**Task:**
Rewrite the rows from the start of the records through the line holding "- dim-width-150: 150: [351, 14, 484, 105]", inclusive, as a Markdown table with the columns Line and Entry, leaving out blank lines.

[Start of Information supplied]

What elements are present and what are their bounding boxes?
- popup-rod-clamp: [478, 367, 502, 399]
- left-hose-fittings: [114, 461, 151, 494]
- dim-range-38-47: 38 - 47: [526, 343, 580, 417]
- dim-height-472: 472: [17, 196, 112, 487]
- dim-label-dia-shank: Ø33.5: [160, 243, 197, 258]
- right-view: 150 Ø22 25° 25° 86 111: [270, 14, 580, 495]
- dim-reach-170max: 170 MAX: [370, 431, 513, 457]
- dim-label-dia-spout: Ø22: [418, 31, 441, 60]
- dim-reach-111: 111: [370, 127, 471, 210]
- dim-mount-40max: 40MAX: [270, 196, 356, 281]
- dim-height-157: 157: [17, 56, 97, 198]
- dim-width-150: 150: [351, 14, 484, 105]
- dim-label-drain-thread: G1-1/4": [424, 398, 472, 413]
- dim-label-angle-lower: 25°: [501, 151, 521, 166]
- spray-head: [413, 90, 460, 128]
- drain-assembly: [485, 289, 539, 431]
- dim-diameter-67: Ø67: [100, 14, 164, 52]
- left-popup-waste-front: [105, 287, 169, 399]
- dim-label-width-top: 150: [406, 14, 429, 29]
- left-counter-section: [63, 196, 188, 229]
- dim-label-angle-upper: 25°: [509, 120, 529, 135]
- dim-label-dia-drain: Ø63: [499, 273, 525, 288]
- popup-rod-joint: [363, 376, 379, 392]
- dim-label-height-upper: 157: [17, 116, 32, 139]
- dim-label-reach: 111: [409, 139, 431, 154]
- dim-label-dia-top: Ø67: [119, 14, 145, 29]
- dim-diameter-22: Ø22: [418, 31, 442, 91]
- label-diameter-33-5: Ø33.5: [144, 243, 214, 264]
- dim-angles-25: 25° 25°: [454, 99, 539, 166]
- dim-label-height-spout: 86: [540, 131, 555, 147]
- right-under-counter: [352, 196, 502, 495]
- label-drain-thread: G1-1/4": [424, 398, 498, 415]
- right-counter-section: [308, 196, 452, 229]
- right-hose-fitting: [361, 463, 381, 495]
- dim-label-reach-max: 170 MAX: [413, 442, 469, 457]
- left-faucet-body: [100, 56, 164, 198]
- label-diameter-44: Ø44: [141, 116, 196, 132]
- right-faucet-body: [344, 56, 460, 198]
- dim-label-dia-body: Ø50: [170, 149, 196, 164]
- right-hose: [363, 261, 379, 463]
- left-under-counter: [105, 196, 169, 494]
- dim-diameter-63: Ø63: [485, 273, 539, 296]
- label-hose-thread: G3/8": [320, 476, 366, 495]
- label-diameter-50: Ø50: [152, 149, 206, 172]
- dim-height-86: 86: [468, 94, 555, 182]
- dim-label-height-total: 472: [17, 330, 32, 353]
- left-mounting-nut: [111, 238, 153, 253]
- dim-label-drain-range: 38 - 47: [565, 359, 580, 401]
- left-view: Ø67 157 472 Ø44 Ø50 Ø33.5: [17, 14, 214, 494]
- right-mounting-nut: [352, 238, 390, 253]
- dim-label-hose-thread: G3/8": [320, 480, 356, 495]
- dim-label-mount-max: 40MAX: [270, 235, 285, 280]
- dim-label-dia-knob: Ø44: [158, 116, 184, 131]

[End of Information supplied]

**Response:**
| Line | Entry |
|---|---|
| 1 | What elements are present and what are their bounding boxes? |
| 2 | - popup-rod-clamp: [478, 367, 502, 399] |
| 3 | - left-hose-fittings: [114, 461, 151, 494] |
| 4 | - dim-range-38-47: 38 - 47: [526, 343, 580, 417] |
| 5 | - dim-height-472: 472: [17, 196, 112, 487] |
| 6 | - dim-label-dia-shank: Ø33.5: [160, 243, 197, 258] |
| 7 | - right-view: 150 Ø22 25° 25° 86 111: [270, 14, 580, 495] |
| 8 | - dim-reach-170max: 170 MAX: [370, 431, 513, 457] |
| 9 | - dim-label-dia-spout: Ø22: [418, 31, 441, 60] |
| 10 | - dim-reach-111: 111: [370, 127, 471, 210] |
| 11 | - dim-mount-40max: 40MAX: [270, 196, 356, 281] |
| 12 | - dim-height-157: 157: [17, 56, 97, 198] |
| 13 | - dim-width-150: 150: [351, 14, 484, 105] |